--- Directions ---
Reproduce all of the material exactly as shown.

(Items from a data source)
+---+

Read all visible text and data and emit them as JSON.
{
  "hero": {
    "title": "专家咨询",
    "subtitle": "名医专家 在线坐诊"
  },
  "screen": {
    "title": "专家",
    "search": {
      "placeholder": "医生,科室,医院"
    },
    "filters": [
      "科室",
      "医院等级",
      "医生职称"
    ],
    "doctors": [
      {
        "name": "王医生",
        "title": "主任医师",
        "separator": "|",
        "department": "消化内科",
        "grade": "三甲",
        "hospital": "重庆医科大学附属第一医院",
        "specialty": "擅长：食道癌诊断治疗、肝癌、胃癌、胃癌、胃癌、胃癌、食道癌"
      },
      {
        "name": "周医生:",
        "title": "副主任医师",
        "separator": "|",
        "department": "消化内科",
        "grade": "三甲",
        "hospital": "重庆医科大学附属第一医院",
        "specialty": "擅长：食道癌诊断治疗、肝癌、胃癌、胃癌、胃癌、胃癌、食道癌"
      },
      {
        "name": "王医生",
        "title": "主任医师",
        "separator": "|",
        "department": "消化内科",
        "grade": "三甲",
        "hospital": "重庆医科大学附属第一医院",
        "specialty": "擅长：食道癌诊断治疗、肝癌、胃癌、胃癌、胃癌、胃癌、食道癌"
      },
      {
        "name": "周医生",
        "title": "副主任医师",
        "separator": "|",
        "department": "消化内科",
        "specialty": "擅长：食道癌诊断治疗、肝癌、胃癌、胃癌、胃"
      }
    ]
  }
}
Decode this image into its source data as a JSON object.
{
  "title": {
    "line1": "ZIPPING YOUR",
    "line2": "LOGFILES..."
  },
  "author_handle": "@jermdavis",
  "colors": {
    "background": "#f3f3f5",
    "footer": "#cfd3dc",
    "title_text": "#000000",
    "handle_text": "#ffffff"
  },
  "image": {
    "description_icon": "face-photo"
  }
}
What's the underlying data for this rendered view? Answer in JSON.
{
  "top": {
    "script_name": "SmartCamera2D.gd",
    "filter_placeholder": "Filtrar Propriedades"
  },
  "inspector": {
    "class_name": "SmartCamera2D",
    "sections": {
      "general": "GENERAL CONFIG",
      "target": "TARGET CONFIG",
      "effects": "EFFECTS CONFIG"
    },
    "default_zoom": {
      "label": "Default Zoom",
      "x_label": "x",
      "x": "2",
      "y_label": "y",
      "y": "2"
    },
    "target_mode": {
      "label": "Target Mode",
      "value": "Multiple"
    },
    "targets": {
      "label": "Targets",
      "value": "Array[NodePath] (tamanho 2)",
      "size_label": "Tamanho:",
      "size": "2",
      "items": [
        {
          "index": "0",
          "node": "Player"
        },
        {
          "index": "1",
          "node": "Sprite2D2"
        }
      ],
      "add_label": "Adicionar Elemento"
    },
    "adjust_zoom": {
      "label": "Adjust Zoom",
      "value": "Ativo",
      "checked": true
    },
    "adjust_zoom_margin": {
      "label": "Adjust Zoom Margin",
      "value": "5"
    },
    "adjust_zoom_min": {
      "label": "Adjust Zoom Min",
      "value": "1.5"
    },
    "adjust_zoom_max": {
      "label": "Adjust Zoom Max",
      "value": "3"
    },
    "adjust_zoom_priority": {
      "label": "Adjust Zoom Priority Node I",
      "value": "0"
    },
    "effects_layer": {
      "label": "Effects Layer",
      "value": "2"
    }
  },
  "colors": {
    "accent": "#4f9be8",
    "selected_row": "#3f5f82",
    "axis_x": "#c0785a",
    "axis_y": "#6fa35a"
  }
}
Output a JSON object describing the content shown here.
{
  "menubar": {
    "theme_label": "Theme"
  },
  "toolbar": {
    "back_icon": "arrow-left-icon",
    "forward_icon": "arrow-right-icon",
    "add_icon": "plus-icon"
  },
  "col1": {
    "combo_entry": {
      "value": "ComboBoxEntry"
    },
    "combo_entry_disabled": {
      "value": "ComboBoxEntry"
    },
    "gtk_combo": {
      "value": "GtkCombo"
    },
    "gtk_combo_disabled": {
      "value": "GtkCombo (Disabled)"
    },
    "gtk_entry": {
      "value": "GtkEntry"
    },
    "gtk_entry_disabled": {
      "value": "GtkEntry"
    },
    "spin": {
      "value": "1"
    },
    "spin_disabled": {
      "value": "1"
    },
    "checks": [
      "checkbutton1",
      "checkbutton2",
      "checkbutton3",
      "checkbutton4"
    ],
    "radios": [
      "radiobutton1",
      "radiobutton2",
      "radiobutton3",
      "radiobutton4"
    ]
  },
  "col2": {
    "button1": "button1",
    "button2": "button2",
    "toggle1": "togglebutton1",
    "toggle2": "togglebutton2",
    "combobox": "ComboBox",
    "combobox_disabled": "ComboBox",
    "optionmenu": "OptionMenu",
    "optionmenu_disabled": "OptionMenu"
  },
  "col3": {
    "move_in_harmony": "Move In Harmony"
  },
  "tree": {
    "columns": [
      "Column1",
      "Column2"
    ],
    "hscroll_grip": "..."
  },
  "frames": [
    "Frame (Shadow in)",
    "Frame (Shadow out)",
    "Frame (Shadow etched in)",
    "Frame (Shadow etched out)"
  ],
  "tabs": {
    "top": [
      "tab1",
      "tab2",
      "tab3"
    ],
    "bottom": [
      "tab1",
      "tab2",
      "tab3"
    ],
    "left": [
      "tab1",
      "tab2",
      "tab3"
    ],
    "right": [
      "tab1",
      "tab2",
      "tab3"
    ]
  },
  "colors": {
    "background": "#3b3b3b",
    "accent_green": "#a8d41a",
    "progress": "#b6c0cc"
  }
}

+---+

--- Full answer ---
Read all visible text and data and emit them as JSON.
{
  "hero": {
    "title": "专家咨询",
    "subtitle": "名医专家 在线坐诊"
  },
  "screen": {
    "title": "专家",
    "search": {
      "placeholder": "医生,科室,医院"
    },
    "filters": [
      "科室",
      "医院等级",
      "医生职称"
    ],
    "doctors": [
      {
        "name": "王医生",
        "title": "主任医师",
        "separator": "|",
        "department": "消化内科",
        "grade": "三甲",
        "hospital": "重庆医科大学附属第一医院",
        "specialty": "擅长：食道癌诊断治疗、肝癌、胃癌、胃癌、胃癌、胃癌、食道癌"
      },
      {
        "name": "周医生:",
        "title": "副主任医师",
        "separator": "|",
        "department": "消化内科",
        "grade": "三甲",
        "hospital": "重庆医科大学附属第一医院",
        "specialty": "擅长：食道癌诊断治疗、肝癌、胃癌、胃癌、胃癌、胃癌、食道癌"
      },
      {
        "name": "王医生",
        "title": "主任医师",
        "separator": "|",
        "department": "消化内科",
        "grade": "三甲",
        "hospital": "重庆医科大学附属第一医院",
        "specialty": "擅长：食道癌诊断治疗、肝癌、胃癌、胃癌、胃癌、胃癌、食道癌"
      },
      {
        "name": "周医生",
        "title": "副主任医师",
        "separator": "|",
        "department": "消化内科",
        "specialty": "擅长：食道癌诊断治疗、肝癌、胃癌、胃癌、胃"
      }
    ]
  }
}
Decode this image into its source data as a JSON object.
{
  "title": {
    "line1": "ZIPPING YOUR",
    "line2": "LOGFILES..."
  },
  "author_handle": "@jermdavis",
  "colors": {
    "background": "#f3f3f5",
    "footer": "#cfd3dc",
    "title_text": "#000000",
    "handle_text": "#ffffff"
  },
  "image": {
    "description_icon": "face-photo"
  }
}
What's the underlying data for this rendered view? Answer in JSON.
{
  "top": {
    "script_name": "SmartCamera2D.gd",
    "filter_placeholder": "Filtrar Propriedades"
  },
  "inspector": {
    "class_name": "SmartCamera2D",
    "sections": {
      "general": "GENERAL CONFIG",
      "target": "TARGET CONFIG",
      "effects": "EFFECTS CONFIG"
    },
    "default_zoom": {
      "label": "Default Zoom",
      "x_label": "x",
      "x": "2",
      "y_label": "y",
      "y": "2"
    },
    "target_mode": {
      "label": "Target Mode",
      "value": "Multiple"
    },
    "targets": {
      "label": "Targets",
      "value": "Array[NodePath] (tamanho 2)",
      "size_label": "Tamanho:",
      "size": "2",
      "items": [
        {
          "index": "0",
          "node": "Player"
        },
        {
          "index": "1",
          "node": "Sprite2D2"
        }
      ],
      "add_label": "Adicionar Elemento"
    },
    "adjust_zoom": {
      "label": "Adjust Zoom",
      "value": "Ativo",
      "checked": true
    },
    "adjust_zoom_margin": {
      "label": "Adjust Zoom Margin",
      "value": "5"
    },
    "adjust_zoom_min": {
      "label": "Adjust Zoom Min",
      "value": "1.5"
    },
    "adjust_zoom_max": {
      "label": "Adjust Zoom Max",
      "value": "3"
    },
    "adjust_zoom_priority": {
      "label": "Adjust Zoom Priority Node I",
      "value": "0"
    },
    "effects_layer": {
      "label": "Effects Layer",
      "value": "2"
    }
  },
  "colors": {
    "accent": "#4f9be8",
    "selected_row": "#3f5f82",
    "axis_x": "#c0785a",
    "axis_y": "#6fa35a"
  }
}
Output a JSON object describing the content shown here.
{
  "menubar": {
    "theme_label": "Theme"
  },
  "toolbar": {
    "back_icon": "arrow-left-icon",
    "forward_icon": "arrow-right-icon",
    "add_icon": "plus-icon"
  },
  "col1": {
    "combo_entry": {
      "value": "ComboBoxEntry"
    },
    "combo_entry_disabled": {
      "value": "ComboBoxEntry"
    },
    "gtk_combo": {
      "value": "GtkCombo"
    },
    "gtk_combo_disabled": {
      "value": "GtkCombo (Disabled)"
    },
    "gtk_entry": {
      "value": "GtkEntry"
    },
    "gtk_entry_disabled": {
      "value": "GtkEntry"
    },
    "spin": {
      "value": "1"
    },
    "spin_disabled": {
      "value": "1"
    },
    "checks": [
      "checkbutton1",
      "checkbutton2",
      "checkbutton3",
      "checkbutton4"
    ],
    "radios": [
      "radiobutton1",
      "radiobutton2",
      "radiobutton3",
      "radiobutton4"
    ]
  },
  "col2": {
    "button1": "button1",
    "button2": "button2",
    "toggle1": "togglebutton1",
    "toggle2": "togglebutton2",
    "combobox": "ComboBox",
    "combobox_disabled": "ComboBox",
    "optionmenu": "OptionMenu",
    "optionmenu_disabled": "OptionMenu"
  },
  "col3": {
    "move_in_harmony": "Move In Harmony"
  },
  "tree": {
    "columns": [
      "Column1",
      "Column2"
    ],
    "hscroll_grip": "..."
  },
  "frames": [
    "Frame (Shadow in)",
    "Frame (Shadow out)",
    "Frame (Shadow etched in)",
    "Frame (Shadow etched out)"
  ],
  "tabs": {
    "top": [
      "tab1",
      "tab2",
      "tab3"
    ],
    "bottom": [
      "tab1",
      "tab2",
      "tab3"
    ],
    "left": [
      "tab1",
      "tab2",
      "tab3"
    ],
    "right": [
      "tab1",
      "tab2",
      "tab3"
    ]
  },
  "colors": {
    "background": "#3b3b3b",
    "accent_green": "#a8d41a",
    "progress": "#b6c0cc"
  }
}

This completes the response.